Restate the complete material exactly.

[START Material for this task]

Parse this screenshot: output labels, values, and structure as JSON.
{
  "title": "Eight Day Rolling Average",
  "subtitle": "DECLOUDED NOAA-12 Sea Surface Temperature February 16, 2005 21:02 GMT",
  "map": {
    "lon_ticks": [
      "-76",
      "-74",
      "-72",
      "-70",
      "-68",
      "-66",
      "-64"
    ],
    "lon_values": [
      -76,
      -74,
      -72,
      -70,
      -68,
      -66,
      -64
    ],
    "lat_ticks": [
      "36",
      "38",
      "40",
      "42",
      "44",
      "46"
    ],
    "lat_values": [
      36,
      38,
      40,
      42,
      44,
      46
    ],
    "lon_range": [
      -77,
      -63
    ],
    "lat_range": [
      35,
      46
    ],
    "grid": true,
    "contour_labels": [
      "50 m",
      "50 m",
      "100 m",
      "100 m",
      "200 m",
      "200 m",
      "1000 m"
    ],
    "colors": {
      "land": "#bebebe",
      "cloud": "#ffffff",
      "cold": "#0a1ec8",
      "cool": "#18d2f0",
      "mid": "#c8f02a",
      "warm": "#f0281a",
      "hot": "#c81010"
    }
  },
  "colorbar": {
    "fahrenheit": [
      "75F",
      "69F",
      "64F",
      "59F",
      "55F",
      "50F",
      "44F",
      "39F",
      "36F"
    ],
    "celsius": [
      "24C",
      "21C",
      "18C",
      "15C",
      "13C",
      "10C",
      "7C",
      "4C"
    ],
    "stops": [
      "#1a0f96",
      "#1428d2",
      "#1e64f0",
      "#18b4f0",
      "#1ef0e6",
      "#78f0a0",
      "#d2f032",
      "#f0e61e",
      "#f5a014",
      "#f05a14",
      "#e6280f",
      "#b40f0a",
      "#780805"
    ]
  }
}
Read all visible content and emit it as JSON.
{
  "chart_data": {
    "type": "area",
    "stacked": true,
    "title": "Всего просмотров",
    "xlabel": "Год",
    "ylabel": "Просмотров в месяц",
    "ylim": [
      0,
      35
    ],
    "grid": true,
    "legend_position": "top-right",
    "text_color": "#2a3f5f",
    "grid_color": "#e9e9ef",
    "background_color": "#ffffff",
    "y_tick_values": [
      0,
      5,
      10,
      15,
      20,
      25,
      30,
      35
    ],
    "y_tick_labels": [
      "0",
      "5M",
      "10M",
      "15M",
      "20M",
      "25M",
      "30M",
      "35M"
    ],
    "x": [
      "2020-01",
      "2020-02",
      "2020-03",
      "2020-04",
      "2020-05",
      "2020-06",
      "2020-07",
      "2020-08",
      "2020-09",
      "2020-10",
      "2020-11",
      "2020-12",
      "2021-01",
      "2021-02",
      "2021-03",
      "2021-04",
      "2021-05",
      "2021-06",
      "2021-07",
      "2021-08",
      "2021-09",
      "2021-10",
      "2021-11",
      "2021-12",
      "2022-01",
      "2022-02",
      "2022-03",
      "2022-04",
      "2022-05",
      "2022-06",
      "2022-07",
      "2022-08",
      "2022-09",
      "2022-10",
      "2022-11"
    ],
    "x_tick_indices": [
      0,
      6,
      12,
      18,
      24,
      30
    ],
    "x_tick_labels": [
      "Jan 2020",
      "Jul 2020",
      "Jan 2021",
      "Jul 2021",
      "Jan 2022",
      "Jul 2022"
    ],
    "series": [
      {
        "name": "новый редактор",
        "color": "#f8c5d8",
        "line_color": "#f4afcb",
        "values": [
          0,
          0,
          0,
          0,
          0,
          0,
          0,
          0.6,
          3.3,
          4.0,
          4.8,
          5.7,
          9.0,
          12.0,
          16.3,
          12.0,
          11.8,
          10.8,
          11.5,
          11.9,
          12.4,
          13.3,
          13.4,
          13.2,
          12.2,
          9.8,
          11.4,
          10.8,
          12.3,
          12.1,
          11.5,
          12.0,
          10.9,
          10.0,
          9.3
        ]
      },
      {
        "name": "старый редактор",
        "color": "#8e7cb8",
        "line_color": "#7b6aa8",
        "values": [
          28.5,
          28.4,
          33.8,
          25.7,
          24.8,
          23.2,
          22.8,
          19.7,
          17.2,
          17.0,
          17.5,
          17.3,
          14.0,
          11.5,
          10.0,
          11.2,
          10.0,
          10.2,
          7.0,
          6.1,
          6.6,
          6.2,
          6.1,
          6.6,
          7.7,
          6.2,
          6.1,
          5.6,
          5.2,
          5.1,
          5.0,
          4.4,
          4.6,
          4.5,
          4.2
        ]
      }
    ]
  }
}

[END Material for this task]

**Written solution**
Parse this screenshot: output labels, values, and structure as JSON.
{
  "title": "Eight Day Rolling Average",
  "subtitle": "DECLOUDED NOAA-12 Sea Surface Temperature February 16, 2005 21:02 GMT",
  "map": {
    "lon_ticks": [
      "-76",
      "-74",
      "-72",
      "-70",
      "-68",
      "-66",
      "-64"
    ],
    "lon_values": [
      -76,
      -74,
      -72,
      -70,
      -68,
      -66,
      -64
    ],
    "lat_ticks": [
      "36",
      "38",
      "40",
      "42",
      "44",
      "46"
    ],
    "lat_values": [
      36,
      38,
      40,
      42,
      44,
      46
    ],
    "lon_range": [
      -77,
      -63
    ],
    "lat_range": [
      35,
      46
    ],
    "grid": true,
    "contour_labels": [
      "50 m",
      "50 m",
      "100 m",
      "100 m",
      "200 m",
      "200 m",
      "1000 m"
    ],
    "colors": {
      "land": "#bebebe",
      "cloud": "#ffffff",
      "cold": "#0a1ec8",
      "cool": "#18d2f0",
      "mid": "#c8f02a",
      "warm": "#f0281a",
      "hot": "#c81010"
    }
  },
  "colorbar": {
    "fahrenheit": [
      "75F",
      "69F",
      "64F",
      "59F",
      "55F",
      "50F",
      "44F",
      "39F",
      "36F"
    ],
    "celsius": [
      "24C",
      "21C",
      "18C",
      "15C",
      "13C",
      "10C",
      "7C",
      "4C"
    ],
    "stops": [
      "#1a0f96",
      "#1428d2",
      "#1e64f0",
      "#18b4f0",
      "#1ef0e6",
      "#78f0a0",
      "#d2f032",
      "#f0e61e",
      "#f5a014",
      "#f05a14",
      "#e6280f",
      "#b40f0a",
      "#780805"
    ]
  }
}
Read all visible content and emit it as JSON.
{
  "chart_data": {
    "type": "area",
    "stacked": true,
    "title": "Всего просмотров",
    "xlabel": "Год",
    "ylabel": "Просмотров в месяц",
    "ylim": [
      0,
      35
    ],
    "grid": true,
    "legend_position": "top-right",
    "text_color": "#2a3f5f",
    "grid_color": "#e9e9ef",
    "background_color": "#ffffff",
    "y_tick_values": [
      0,
      5,
      10,
      15,
      20,
      25,
      30,
      35
    ],
    "y_tick_labels": [
      "0",
      "5M",
      "10M",
      "15M",
      "20M",
      "25M",
      "30M",
      "35M"
    ],
    "x": [
      "2020-01",
      "2020-02",
      "2020-03",
      "2020-04",
      "2020-05",
      "2020-06",
      "2020-07",
      "2020-08",
      "2020-09",
      "2020-10",
      "2020-11",
      "2020-12",
      "2021-01",
      "2021-02",
      "2021-03",
      "2021-04",
      "2021-05",
      "2021-06",
      "2021-07",
      "2021-08",
      "2021-09",
      "2021-10",
      "2021-11",
      "2021-12",
      "2022-01",
      "2022-02",
      "2022-03",
      "2022-04",
      "2022-05",
      "2022-06",
      "2022-07",
      "2022-08",
      "2022-09",
      "2022-10",
      "2022-11"
    ],
    "x_tick_indices": [
      0,
      6,
      12,
      18,
      24,
      30
    ],
    "x_tick_labels": [
      "Jan 2020",
      "Jul 2020",
      "Jan 2021",
      "Jul 2021",
      "Jan 2022",
      "Jul 2022"
    ],
    "series": [
      {
        "name": "новый редактор",
        "color": "#f8c5d8",
        "line_color": "#f4afcb",
        "values": [
          0,
          0,
          0,
          0,
          0,
          0,
          0,
          0.6,
          3.3,
          4.0,
          4.8,
          5.7,
          9.0,
          12.0,
          16.3,
          12.0,
          11.8,
          10.8,
          11.5,
          11.9,
          12.4,
          13.3,
          13.4,
          13.2,
          12.2,
          9.8,
          11.4,
          10.8,
          12.3,
          12.1,
          11.5,
          12.0,
          10.9,
          10.0,
          9.3
        ]
      },
      {
        "name": "старый редактор",
        "color": "#8e7cb8",
        "line_color": "#7b6aa8",
        "values": [
          28.5,
          28.4,
          33.8,
          25.7,
          24.8,
          23.2,
          22.8,
          19.7,
          17.2,
          17.0,
          17.5,
          17.3,
          14.0,
          11.5,
          10.0,
          11.2,
          10.0,
          10.2,
          7.0,
          6.1,
          6.6,
          6.2,
          6.1,
          6.6,
          7.7,
          6.2,
          6.1,
          5.6,
          5.2,
          5.1,
          5.0,
          4.4,
          4.6,
          4.5,
          4.2
        ]
      }
    ]
  }
}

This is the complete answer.